Task statement - Please transcribe the listing below in full and word for word, without its pictures.

[Stored items]
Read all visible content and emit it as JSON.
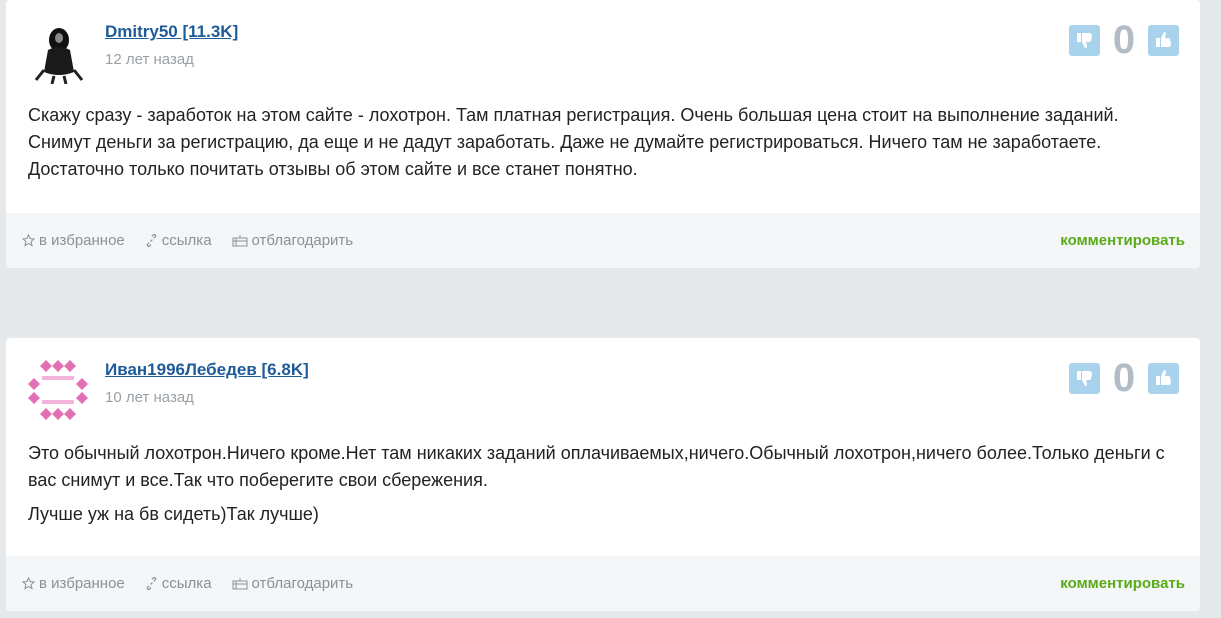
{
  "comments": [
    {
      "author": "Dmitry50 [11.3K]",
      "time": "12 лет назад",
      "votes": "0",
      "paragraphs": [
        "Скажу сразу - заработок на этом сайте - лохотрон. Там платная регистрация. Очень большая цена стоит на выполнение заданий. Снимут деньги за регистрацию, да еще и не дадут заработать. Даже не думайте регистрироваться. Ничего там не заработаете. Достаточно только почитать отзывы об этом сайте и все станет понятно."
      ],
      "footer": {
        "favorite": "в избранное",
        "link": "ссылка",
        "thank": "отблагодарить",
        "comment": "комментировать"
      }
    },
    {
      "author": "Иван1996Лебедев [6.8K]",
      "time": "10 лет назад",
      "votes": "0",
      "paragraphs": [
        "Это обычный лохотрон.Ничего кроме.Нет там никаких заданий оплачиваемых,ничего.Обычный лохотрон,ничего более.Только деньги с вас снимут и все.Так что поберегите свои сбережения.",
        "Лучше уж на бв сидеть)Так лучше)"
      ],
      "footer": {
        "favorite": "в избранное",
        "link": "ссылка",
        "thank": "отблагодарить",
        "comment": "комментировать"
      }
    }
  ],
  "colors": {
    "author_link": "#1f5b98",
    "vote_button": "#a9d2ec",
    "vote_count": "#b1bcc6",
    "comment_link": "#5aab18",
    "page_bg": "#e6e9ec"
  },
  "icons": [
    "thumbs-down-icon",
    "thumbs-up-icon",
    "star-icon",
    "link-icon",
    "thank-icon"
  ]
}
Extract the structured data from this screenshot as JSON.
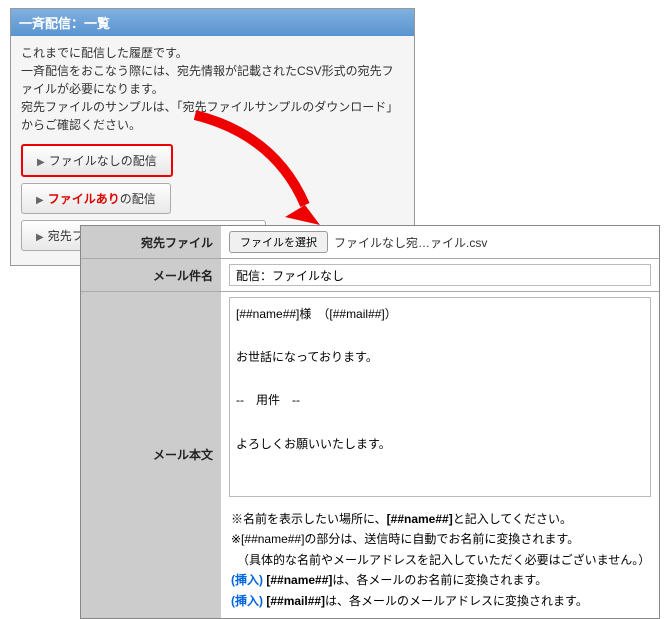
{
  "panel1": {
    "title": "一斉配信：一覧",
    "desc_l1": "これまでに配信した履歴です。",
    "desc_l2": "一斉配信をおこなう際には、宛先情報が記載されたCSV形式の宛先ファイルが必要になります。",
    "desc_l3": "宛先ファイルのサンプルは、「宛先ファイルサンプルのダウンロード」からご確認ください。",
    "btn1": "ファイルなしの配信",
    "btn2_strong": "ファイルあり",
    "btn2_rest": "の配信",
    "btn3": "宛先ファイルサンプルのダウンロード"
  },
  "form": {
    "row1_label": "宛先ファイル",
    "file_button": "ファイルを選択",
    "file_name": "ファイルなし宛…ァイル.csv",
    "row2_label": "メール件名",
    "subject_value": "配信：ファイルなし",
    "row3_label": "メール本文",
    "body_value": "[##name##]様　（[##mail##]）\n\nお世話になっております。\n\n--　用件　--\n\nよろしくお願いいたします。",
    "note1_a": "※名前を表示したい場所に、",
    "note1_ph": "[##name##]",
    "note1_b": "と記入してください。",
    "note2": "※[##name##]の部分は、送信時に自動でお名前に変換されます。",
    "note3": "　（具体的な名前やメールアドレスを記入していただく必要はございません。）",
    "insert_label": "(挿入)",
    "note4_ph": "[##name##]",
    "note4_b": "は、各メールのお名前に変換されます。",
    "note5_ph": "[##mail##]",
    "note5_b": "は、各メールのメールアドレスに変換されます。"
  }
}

Task result -
Read all visible content and emit it as JSON.
{
  "comments": [
    {
      "author": "Dmitry50 [11.3K]",
      "time": "12 лет назад",
      "votes": "0",
      "paragraphs": [
        "Скажу сразу - заработок на этом сайте - лохотрон. Там платная регистрация. Очень большая цена стоит на выполнение заданий. Снимут деньги за регистрацию, да еще и не дадут заработать. Даже не думайте регистрироваться. Ничего там не заработаете. Достаточно только почитать отзывы об этом сайте и все станет понятно."
      ],
      "footer": {
        "favorite": "в избранное",
        "link": "ссылка",
        "thank": "отблагодарить",
        "comment": "комментировать"
      }
    },
    {
      "author": "Иван1996Лебедев [6.8K]",
      "time": "10 лет назад",
      "votes": "0",
      "paragraphs": [
        "Это обычный лохотрон.Ничего кроме.Нет там никаких заданий оплачиваемых,ничего.Обычный лохотрон,ничего более.Только деньги с вас снимут и все.Так что поберегите свои сбережения.",
        "Лучше уж на бв сидеть)Так лучше)"
      ],
      "footer": {
        "favorite": "в избранное",
        "link": "ссылка",
        "thank": "отблагодарить",
        "comment": "комментировать"
      }
    }
  ],
  "colors": {
    "author_link": "#1f5b98",
    "vote_button": "#a9d2ec",
    "vote_count": "#b1bcc6",
    "comment_link": "#5aab18",
    "page_bg": "#e6e9ec"
  },
  "icons": [
    "thumbs-down-icon",
    "thumbs-up-icon",
    "star-icon",
    "link-icon",
    "thank-icon"
  ]
}
Extract the structured data from this screenshot as JSON.
{
  "panel1": {
    "title": "一斉配信：一覧",
    "desc_l1": "これまでに配信した履歴です。",
    "desc_l2": "一斉配信をおこなう際には、宛先情報が記載されたCSV形式の宛先ファイルが必要になります。",
    "desc_l3": "宛先ファイルのサンプルは、「宛先ファイルサンプルのダウンロード」からご確認ください。",
    "btn1": "ファイルなしの配信",
    "btn2_strong": "ファイルあり",
    "btn2_rest": "の配信",
    "btn3": "宛先ファイルサンプルのダウンロード"
  },
  "form": {
    "row1_label": "宛先ファイル",
    "file_button": "ファイルを選択",
    "file_name": "ファイルなし宛…ァイル.csv",
    "row2_label": "メール件名",
    "subject_value": "配信：ファイルなし",
    "row3_label": "メール本文",
    "body_value": "[##name##]様　（[##mail##]）\n\nお世話になっております。\n\n--　用件　--\n\nよろしくお願いいたします。",
    "note1_a": "※名前を表示したい場所に、",
    "note1_ph": "[##name##]",
    "note1_b": "と記入してください。",
    "note2": "※[##name##]の部分は、送信時に自動でお名前に変換されます。",
    "note3": "　（具体的な名前やメールアドレスを記入していただく必要はございません。）",
    "insert_label": "(挿入)",
    "note4_ph": "[##name##]",
    "note4_b": "は、各メールのお名前に変換されます。",
    "note5_ph": "[##mail##]",
    "note5_b": "は、各メールのメールアドレスに変換されます。"
  }
}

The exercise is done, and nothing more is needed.